## WRITTEN REQUEST:
Pick out all lines with the word "name" from the records that follow.

== EXERCISE MATERIAL

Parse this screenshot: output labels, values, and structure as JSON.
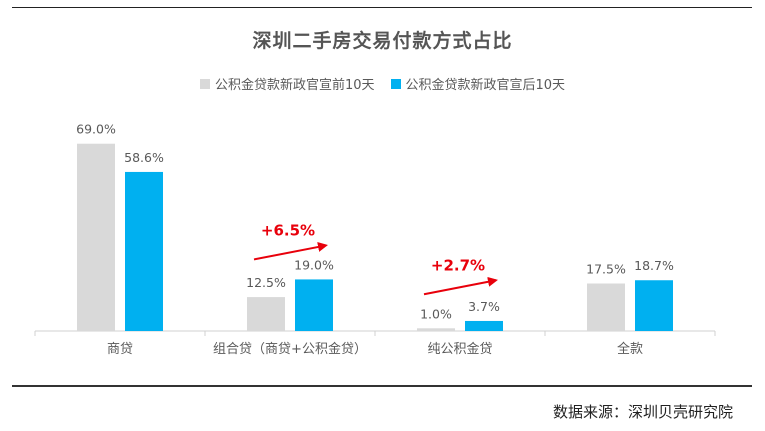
{
  "chart_data": {
    "type": "bar",
    "title": "深圳二手房交易付款方式占比",
    "categories": [
      "商贷",
      "组合贷（商贷+公积金贷）",
      "纯公积金贷",
      "全款"
    ],
    "series": [
      {
        "name": "公积金贷款新政官宣前10天",
        "values": [
          69.0,
          12.5,
          1.0,
          17.5
        ],
        "labels": [
          "69.0%",
          "12.5%",
          "1.0%",
          "17.5%"
        ],
        "color": "#d9d9d9"
      },
      {
        "name": "公积金贷款新政官宣后10天",
        "values": [
          58.6,
          19.0,
          3.7,
          18.7
        ],
        "labels": [
          "58.6%",
          "19.0%",
          "3.7%",
          "18.7%"
        ],
        "color": "#00b0f0"
      }
    ],
    "annotations": [
      {
        "category_index": 1,
        "text": "+6.5%",
        "color": "#e8000b"
      },
      {
        "category_index": 2,
        "text": "+2.7%",
        "color": "#e8000b"
      }
    ],
    "xlabel": "",
    "ylabel": "",
    "ylim": [
      0,
      70
    ],
    "grid": false,
    "legend_position": "top-center"
  },
  "source": "数据来源：深圳贝壳研究院"
}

====

## COMPLETE ANSWER:
        "name": "公积金贷款新政官宣前10天",
        "name": "公积金贷款新政官宣后10天",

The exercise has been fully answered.